↓

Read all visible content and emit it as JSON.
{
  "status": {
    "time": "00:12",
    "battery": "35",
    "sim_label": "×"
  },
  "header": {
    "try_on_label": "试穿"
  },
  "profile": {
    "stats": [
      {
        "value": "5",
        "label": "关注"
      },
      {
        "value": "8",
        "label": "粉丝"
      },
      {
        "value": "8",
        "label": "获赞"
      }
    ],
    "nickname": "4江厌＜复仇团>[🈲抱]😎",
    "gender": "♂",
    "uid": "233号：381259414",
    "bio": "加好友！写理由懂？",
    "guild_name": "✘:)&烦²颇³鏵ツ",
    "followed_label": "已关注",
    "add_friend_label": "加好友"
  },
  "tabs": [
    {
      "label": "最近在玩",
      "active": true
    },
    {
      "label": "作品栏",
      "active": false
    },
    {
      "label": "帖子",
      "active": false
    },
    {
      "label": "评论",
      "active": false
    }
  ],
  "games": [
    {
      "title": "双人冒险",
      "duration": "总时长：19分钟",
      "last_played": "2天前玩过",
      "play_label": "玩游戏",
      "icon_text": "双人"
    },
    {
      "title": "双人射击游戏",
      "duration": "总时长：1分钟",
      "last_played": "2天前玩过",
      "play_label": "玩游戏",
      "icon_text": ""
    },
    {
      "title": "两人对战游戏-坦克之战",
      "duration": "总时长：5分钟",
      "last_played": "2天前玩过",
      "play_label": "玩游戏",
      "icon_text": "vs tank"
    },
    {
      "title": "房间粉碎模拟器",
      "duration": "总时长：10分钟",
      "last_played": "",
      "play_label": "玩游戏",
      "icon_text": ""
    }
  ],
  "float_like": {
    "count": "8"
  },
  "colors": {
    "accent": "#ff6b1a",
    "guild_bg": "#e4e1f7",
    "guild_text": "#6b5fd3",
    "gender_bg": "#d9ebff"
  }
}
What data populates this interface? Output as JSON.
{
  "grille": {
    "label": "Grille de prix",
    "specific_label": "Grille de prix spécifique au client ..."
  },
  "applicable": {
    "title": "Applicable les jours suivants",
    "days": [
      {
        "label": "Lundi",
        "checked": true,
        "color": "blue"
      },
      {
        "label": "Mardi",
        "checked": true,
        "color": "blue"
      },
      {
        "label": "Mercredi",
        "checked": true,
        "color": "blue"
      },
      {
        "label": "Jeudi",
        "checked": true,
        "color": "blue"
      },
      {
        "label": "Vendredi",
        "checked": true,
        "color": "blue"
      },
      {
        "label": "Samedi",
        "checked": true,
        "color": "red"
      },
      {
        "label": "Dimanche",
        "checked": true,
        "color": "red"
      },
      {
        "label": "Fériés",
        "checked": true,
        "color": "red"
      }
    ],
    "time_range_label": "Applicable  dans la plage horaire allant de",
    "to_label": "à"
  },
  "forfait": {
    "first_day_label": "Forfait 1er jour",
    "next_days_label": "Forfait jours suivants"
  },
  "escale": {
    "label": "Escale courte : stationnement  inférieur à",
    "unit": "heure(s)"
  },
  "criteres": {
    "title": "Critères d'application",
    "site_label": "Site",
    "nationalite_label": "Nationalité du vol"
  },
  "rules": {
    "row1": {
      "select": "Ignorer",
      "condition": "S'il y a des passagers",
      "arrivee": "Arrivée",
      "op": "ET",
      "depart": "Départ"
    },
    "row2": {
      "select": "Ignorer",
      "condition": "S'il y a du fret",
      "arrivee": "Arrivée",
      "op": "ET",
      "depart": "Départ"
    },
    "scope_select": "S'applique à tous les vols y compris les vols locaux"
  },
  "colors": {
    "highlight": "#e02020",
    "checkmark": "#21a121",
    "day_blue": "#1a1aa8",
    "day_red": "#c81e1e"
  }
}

↑

- **WHAT YOU WILL DO**
Please set down each line of the records exactly as given.

- **SOLUTION TO THIS EXERCISE**
Read all visible content and emit it as JSON.
{
  "status": {
    "time": "00:12",
    "battery": "35",
    "sim_label": "×"
  },
  "header": {
    "try_on_label": "试穿"
  },
  "profile": {
    "stats": [
      {
        "value": "5",
        "label": "关注"
      },
      {
        "value": "8",
        "label": "粉丝"
      },
      {
        "value": "8",
        "label": "获赞"
      }
    ],
    "nickname": "4江厌＜复仇团>[🈲抱]😎",
    "gender": "♂",
    "uid": "233号：381259414",
    "bio": "加好友！写理由懂？",
    "guild_name": "✘:)&烦²颇³鏵ツ",
    "followed_label": "已关注",
    "add_friend_label": "加好友"
  },
  "tabs": [
    {
      "label": "最近在玩",
      "active": true
    },
    {
      "label": "作品栏",
      "active": false
    },
    {
      "label": "帖子",
      "active": false
    },
    {
      "label": "评论",
      "active": false
    }
  ],
  "games": [
    {
      "title": "双人冒险",
      "duration": "总时长：19分钟",
      "last_played": "2天前玩过",
      "play_label": "玩游戏",
      "icon_text": "双人"
    },
    {
      "title": "双人射击游戏",
      "duration": "总时长：1分钟",
      "last_played": "2天前玩过",
      "play_label": "玩游戏",
      "icon_text": ""
    },
    {
      "title": "两人对战游戏-坦克之战",
      "duration": "总时长：5分钟",
      "last_played": "2天前玩过",
      "play_label": "玩游戏",
      "icon_text": "vs tank"
    },
    {
      "title": "房间粉碎模拟器",
      "duration": "总时长：10分钟",
      "last_played": "",
      "play_label": "玩游戏",
      "icon_text": ""
    }
  ],
  "float_like": {
    "count": "8"
  },
  "colors": {
    "accent": "#ff6b1a",
    "guild_bg": "#e4e1f7",
    "guild_text": "#6b5fd3",
    "gender_bg": "#d9ebff"
  }
}
What data populates this interface? Output as JSON.
{
  "grille": {
    "label": "Grille de prix",
    "specific_label": "Grille de prix spécifique au client ..."
  },
  "applicable": {
    "title": "Applicable les jours suivants",
    "days": [
      {
        "label": "Lundi",
        "checked": true,
        "color": "blue"
      },
      {
        "label": "Mardi",
        "checked": true,
        "color": "blue"
      },
      {
        "label": "Mercredi",
        "checked": true,
        "color": "blue"
      },
      {
        "label": "Jeudi",
        "checked": true,
        "color": "blue"
      },
      {
        "label": "Vendredi",
        "checked": true,
        "color": "blue"
      },
      {
        "label": "Samedi",
        "checked": true,
        "color": "red"
      },
      {
        "label": "Dimanche",
        "checked": true,
        "color": "red"
      },
      {
        "label": "Fériés",
        "checked": true,
        "color": "red"
      }
    ],
    "time_range_label": "Applicable  dans la plage horaire allant de",
    "to_label": "à"
  },
  "forfait": {
    "first_day_label": "Forfait 1er jour",
    "next_days_label": "Forfait jours suivants"
  },
  "escale": {
    "label": "Escale courte : stationnement  inférieur à",
    "unit": "heure(s)"
  },
  "criteres": {
    "title": "Critères d'application",
    "site_label": "Site",
    "nationalite_label": "Nationalité du vol"
  },
  "rules": {
    "row1": {
      "select": "Ignorer",
      "condition": "S'il y a des passagers",
      "arrivee": "Arrivée",
      "op": "ET",
      "depart": "Départ"
    },
    "row2": {
      "select": "Ignorer",
      "condition": "S'il y a du fret",
      "arrivee": "Arrivée",
      "op": "ET",
      "depart": "Départ"
    },
    "scope_select": "S'applique à tous les vols y compris les vols locaux"
  },
  "colors": {
    "highlight": "#e02020",
    "checkmark": "#21a121",
    "day_blue": "#1a1aa8",
    "day_red": "#c81e1e"
  }
}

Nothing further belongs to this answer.